*The task*
Write out the material again exactly, please, and omit the pictures.
— BEGIN —
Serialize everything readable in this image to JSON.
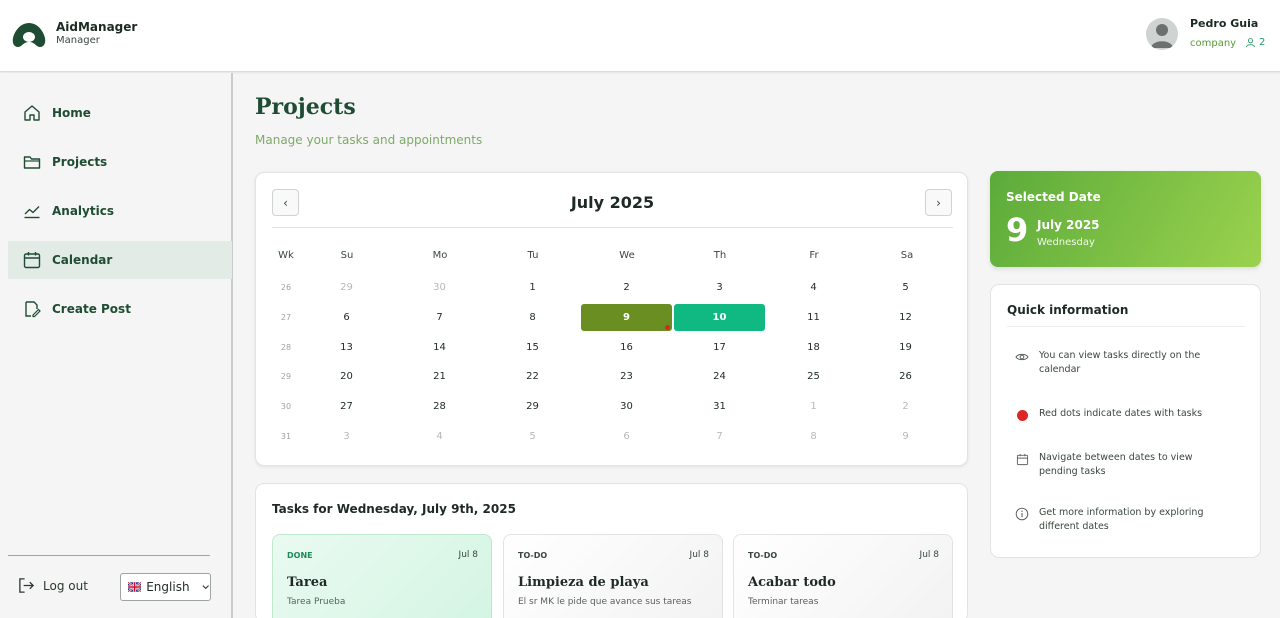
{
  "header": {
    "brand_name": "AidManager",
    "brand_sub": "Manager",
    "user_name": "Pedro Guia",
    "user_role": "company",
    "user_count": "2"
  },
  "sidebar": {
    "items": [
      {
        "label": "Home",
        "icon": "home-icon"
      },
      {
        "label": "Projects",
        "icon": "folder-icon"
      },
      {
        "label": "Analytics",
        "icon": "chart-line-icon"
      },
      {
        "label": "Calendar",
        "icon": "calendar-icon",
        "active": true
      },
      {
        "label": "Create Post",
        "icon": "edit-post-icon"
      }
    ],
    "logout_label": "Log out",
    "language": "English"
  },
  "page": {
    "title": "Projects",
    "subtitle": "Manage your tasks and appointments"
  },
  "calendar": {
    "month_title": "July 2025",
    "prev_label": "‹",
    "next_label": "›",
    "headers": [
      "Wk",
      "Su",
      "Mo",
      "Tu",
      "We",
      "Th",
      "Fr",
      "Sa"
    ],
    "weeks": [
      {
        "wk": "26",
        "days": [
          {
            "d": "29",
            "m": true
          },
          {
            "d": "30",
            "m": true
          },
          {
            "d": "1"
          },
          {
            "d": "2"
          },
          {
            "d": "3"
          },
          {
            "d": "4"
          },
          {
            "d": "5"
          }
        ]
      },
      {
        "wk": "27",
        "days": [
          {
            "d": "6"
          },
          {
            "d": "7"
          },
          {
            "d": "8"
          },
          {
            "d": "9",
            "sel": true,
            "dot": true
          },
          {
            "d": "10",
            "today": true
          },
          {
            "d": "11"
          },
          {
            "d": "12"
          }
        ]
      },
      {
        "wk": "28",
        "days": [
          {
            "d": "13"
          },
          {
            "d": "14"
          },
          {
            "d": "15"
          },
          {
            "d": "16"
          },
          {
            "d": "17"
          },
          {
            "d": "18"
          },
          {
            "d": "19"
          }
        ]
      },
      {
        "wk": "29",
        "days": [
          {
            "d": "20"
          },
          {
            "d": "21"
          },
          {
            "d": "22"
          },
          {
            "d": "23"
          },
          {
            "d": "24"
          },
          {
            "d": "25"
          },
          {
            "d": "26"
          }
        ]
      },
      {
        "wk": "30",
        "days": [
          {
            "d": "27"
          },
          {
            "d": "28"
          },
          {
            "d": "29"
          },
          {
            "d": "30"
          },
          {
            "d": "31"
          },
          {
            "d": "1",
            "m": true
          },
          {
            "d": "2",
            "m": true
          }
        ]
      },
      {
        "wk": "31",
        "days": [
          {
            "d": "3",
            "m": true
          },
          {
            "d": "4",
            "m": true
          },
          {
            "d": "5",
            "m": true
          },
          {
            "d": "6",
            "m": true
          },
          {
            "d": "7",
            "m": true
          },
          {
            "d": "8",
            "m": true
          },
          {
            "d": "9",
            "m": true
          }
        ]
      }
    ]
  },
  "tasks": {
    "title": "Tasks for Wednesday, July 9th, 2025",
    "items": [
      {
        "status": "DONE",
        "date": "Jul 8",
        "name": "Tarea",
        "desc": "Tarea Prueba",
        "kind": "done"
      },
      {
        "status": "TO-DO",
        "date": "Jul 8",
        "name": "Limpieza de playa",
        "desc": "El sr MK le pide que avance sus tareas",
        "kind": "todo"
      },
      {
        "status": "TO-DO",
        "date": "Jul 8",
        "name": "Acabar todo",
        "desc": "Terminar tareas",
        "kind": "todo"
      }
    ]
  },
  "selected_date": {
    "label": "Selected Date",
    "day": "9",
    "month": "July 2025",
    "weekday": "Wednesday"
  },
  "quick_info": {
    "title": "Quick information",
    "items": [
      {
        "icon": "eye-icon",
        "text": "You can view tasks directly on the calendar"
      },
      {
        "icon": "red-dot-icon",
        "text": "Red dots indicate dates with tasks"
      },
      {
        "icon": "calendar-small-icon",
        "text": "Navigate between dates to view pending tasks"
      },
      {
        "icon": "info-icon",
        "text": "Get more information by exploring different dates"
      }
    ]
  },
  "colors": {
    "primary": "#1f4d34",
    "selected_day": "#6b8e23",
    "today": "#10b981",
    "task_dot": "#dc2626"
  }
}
— END —
*Response to the exercise*
Serialize everything readable in this image to JSON.
{
  "header": {
    "brand_name": "AidManager",
    "brand_sub": "Manager",
    "user_name": "Pedro Guia",
    "user_role": "company",
    "user_count": "2"
  },
  "sidebar": {
    "items": [
      {
        "label": "Home",
        "icon": "home-icon"
      },
      {
        "label": "Projects",
        "icon": "folder-icon"
      },
      {
        "label": "Analytics",
        "icon": "chart-line-icon"
      },
      {
        "label": "Calendar",
        "icon": "calendar-icon",
        "active": true
      },
      {
        "label": "Create Post",
        "icon": "edit-post-icon"
      }
    ],
    "logout_label": "Log out",
    "language": "English"
  },
  "page": {
    "title": "Projects",
    "subtitle": "Manage your tasks and appointments"
  },
  "calendar": {
    "month_title": "July 2025",
    "prev_label": "‹",
    "next_label": "›",
    "headers": [
      "Wk",
      "Su",
      "Mo",
      "Tu",
      "We",
      "Th",
      "Fr",
      "Sa"
    ],
    "weeks": [
      {
        "wk": "26",
        "days": [
          {
            "d": "29",
            "m": true
          },
          {
            "d": "30",
            "m": true
          },
          {
            "d": "1"
          },
          {
            "d": "2"
          },
          {
            "d": "3"
          },
          {
            "d": "4"
          },
          {
            "d": "5"
          }
        ]
      },
      {
        "wk": "27",
        "days": [
          {
            "d": "6"
          },
          {
            "d": "7"
          },
          {
            "d": "8"
          },
          {
            "d": "9",
            "sel": true,
            "dot": true
          },
          {
            "d": "10",
            "today": true
          },
          {
            "d": "11"
          },
          {
            "d": "12"
          }
        ]
      },
      {
        "wk": "28",
        "days": [
          {
            "d": "13"
          },
          {
            "d": "14"
          },
          {
            "d": "15"
          },
          {
            "d": "16"
          },
          {
            "d": "17"
          },
          {
            "d": "18"
          },
          {
            "d": "19"
          }
        ]
      },
      {
        "wk": "29",
        "days": [
          {
            "d": "20"
          },
          {
            "d": "21"
          },
          {
            "d": "22"
          },
          {
            "d": "23"
          },
          {
            "d": "24"
          },
          {
            "d": "25"
          },
          {
            "d": "26"
          }
        ]
      },
      {
        "wk": "30",
        "days": [
          {
            "d": "27"
          },
          {
            "d": "28"
          },
          {
            "d": "29"
          },
          {
            "d": "30"
          },
          {
            "d": "31"
          },
          {
            "d": "1",
            "m": true
          },
          {
            "d": "2",
            "m": true
          }
        ]
      },
      {
        "wk": "31",
        "days": [
          {
            "d": "3",
            "m": true
          },
          {
            "d": "4",
            "m": true
          },
          {
            "d": "5",
            "m": true
          },
          {
            "d": "6",
            "m": true
          },
          {
            "d": "7",
            "m": true
          },
          {
            "d": "8",
            "m": true
          },
          {
            "d": "9",
            "m": true
          }
        ]
      }
    ]
  },
  "tasks": {
    "title": "Tasks for Wednesday, July 9th, 2025",
    "items": [
      {
        "status": "DONE",
        "date": "Jul 8",
        "name": "Tarea",
        "desc": "Tarea Prueba",
        "kind": "done"
      },
      {
        "status": "TO-DO",
        "date": "Jul 8",
        "name": "Limpieza de playa",
        "desc": "El sr MK le pide que avance sus tareas",
        "kind": "todo"
      },
      {
        "status": "TO-DO",
        "date": "Jul 8",
        "name": "Acabar todo",
        "desc": "Terminar tareas",
        "kind": "todo"
      }
    ]
  },
  "selected_date": {
    "label": "Selected Date",
    "day": "9",
    "month": "July 2025",
    "weekday": "Wednesday"
  },
  "quick_info": {
    "title": "Quick information",
    "items": [
      {
        "icon": "eye-icon",
        "text": "You can view tasks directly on the calendar"
      },
      {
        "icon": "red-dot-icon",
        "text": "Red dots indicate dates with tasks"
      },
      {
        "icon": "calendar-small-icon",
        "text": "Navigate between dates to view pending tasks"
      },
      {
        "icon": "info-icon",
        "text": "Get more information by exploring different dates"
      }
    ]
  },
  "colors": {
    "primary": "#1f4d34",
    "selected_day": "#6b8e23",
    "today": "#10b981",
    "task_dot": "#dc2626"
  }
}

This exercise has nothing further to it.